§ **Stated task**
Identify each line below containing the string "currency" and copy it.

§ **Recorded information**

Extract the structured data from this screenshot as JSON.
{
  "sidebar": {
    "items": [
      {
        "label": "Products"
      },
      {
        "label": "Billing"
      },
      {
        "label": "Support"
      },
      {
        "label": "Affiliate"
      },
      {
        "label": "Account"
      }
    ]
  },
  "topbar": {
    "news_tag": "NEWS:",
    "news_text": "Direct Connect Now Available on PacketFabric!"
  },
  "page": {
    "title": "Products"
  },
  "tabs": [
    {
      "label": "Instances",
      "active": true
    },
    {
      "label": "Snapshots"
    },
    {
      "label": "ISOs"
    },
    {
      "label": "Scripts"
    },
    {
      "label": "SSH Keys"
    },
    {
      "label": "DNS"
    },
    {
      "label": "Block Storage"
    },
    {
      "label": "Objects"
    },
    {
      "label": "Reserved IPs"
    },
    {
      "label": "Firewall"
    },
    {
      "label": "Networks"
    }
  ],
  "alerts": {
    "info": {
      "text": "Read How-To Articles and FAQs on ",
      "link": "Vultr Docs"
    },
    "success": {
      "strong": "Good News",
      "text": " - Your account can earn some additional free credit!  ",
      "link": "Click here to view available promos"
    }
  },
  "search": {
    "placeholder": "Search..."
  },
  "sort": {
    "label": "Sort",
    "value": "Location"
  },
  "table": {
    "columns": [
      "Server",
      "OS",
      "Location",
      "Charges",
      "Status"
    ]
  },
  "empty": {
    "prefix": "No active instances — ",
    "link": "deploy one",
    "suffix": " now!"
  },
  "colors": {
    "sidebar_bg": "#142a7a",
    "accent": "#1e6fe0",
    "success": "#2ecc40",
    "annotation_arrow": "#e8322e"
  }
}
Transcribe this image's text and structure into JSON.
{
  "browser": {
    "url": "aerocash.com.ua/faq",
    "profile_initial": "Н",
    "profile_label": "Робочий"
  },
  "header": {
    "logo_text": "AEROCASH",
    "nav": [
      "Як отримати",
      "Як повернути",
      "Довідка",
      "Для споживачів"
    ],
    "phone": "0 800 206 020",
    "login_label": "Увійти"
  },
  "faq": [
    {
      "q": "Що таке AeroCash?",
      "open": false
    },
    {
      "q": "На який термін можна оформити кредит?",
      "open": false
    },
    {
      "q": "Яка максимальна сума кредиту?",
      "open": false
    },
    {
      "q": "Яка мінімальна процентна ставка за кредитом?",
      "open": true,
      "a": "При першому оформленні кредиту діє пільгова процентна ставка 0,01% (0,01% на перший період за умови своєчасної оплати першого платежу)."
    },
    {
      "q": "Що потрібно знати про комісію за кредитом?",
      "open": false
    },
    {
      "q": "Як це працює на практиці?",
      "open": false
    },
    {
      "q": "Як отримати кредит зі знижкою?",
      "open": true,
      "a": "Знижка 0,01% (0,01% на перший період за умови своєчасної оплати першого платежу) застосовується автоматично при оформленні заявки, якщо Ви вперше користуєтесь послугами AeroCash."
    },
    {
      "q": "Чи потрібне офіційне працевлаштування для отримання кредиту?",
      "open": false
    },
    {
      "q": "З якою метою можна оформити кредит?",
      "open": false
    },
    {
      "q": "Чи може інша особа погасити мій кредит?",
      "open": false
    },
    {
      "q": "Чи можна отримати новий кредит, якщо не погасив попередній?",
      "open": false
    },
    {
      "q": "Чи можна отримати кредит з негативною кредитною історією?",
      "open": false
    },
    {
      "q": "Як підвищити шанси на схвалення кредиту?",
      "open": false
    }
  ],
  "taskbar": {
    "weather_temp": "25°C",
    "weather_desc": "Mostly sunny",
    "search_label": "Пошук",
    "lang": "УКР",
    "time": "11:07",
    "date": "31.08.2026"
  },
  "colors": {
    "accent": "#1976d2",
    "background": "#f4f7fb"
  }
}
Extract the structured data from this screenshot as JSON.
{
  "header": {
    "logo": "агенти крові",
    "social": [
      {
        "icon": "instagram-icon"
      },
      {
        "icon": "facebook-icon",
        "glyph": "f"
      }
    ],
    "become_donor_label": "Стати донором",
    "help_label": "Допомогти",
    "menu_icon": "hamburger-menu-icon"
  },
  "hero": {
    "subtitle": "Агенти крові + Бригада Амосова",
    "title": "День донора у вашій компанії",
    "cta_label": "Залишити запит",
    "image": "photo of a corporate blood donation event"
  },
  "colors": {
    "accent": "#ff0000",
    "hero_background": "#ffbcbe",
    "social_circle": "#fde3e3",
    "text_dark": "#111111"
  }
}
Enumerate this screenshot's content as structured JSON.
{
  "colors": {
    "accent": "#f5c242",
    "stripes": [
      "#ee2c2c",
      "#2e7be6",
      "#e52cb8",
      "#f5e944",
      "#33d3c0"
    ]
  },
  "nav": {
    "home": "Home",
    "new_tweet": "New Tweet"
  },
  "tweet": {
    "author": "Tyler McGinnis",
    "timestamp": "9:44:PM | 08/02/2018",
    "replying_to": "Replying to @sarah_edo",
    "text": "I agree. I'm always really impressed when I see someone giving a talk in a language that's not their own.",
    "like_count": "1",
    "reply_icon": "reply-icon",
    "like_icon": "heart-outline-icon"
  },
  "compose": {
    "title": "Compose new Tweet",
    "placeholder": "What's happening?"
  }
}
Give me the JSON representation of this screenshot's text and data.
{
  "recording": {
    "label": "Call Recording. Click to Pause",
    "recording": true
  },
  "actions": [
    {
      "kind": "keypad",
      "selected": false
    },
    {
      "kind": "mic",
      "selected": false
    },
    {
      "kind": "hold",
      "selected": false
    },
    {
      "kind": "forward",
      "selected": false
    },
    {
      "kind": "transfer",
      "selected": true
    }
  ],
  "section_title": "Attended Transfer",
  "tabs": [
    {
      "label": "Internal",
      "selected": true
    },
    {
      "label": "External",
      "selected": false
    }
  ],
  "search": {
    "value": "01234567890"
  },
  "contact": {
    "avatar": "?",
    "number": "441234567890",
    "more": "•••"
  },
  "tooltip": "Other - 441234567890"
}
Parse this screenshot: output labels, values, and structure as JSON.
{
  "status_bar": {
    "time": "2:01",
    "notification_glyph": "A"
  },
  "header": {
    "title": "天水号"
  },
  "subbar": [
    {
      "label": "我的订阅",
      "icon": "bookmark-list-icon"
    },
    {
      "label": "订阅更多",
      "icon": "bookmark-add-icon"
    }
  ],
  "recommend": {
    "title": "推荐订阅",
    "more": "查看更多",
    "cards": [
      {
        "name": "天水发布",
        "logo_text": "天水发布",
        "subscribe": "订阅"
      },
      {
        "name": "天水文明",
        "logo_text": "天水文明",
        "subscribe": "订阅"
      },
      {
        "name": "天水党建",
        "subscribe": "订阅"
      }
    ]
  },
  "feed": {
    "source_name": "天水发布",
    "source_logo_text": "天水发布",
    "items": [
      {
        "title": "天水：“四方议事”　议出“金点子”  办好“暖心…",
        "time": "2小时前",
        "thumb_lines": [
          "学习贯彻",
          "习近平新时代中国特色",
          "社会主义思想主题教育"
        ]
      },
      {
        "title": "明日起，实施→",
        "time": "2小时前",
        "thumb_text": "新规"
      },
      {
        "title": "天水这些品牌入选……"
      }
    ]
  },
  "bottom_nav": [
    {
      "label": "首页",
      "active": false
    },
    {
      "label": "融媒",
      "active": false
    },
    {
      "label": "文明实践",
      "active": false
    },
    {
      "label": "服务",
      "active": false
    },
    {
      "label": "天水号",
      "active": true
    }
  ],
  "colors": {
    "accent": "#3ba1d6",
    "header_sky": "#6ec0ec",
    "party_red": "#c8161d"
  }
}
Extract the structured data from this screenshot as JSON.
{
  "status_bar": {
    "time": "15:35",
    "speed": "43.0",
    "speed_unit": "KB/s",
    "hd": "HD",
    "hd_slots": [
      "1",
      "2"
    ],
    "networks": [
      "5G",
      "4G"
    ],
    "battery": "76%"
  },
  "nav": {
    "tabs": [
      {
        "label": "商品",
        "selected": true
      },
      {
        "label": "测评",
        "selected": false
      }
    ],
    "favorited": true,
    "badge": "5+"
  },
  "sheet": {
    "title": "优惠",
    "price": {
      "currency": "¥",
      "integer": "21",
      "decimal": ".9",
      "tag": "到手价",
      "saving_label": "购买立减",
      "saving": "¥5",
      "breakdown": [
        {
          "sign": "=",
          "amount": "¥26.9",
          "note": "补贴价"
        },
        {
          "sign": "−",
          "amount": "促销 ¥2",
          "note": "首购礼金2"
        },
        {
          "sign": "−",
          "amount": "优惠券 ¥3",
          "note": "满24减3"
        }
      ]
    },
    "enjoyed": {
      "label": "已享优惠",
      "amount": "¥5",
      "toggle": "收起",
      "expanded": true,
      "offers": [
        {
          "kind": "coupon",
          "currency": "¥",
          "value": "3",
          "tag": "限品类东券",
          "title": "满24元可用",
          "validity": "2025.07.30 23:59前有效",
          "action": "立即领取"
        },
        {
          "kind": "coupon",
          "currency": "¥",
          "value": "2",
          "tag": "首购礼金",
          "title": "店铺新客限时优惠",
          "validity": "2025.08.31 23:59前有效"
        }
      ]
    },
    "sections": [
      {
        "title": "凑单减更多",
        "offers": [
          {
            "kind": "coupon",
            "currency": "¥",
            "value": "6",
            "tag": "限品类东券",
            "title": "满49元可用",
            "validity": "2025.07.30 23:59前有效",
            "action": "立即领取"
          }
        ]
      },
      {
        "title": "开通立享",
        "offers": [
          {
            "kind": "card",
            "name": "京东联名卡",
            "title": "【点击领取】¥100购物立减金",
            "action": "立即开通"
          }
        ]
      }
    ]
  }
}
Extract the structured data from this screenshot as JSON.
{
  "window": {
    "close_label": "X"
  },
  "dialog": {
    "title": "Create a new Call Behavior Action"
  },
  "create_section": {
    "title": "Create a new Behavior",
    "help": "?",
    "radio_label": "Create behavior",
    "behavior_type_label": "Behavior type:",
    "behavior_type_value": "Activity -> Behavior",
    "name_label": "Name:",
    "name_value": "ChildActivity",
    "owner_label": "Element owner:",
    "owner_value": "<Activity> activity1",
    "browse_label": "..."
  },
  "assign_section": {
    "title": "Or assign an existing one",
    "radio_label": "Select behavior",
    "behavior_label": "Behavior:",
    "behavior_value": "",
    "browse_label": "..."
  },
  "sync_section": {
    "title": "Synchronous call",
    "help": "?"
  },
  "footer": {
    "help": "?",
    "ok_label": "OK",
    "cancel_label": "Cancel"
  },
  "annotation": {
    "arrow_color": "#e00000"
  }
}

§ **Reply**
      "currency": "¥",
          "currency": "¥",
          "currency": "¥",
            "currency": "¥",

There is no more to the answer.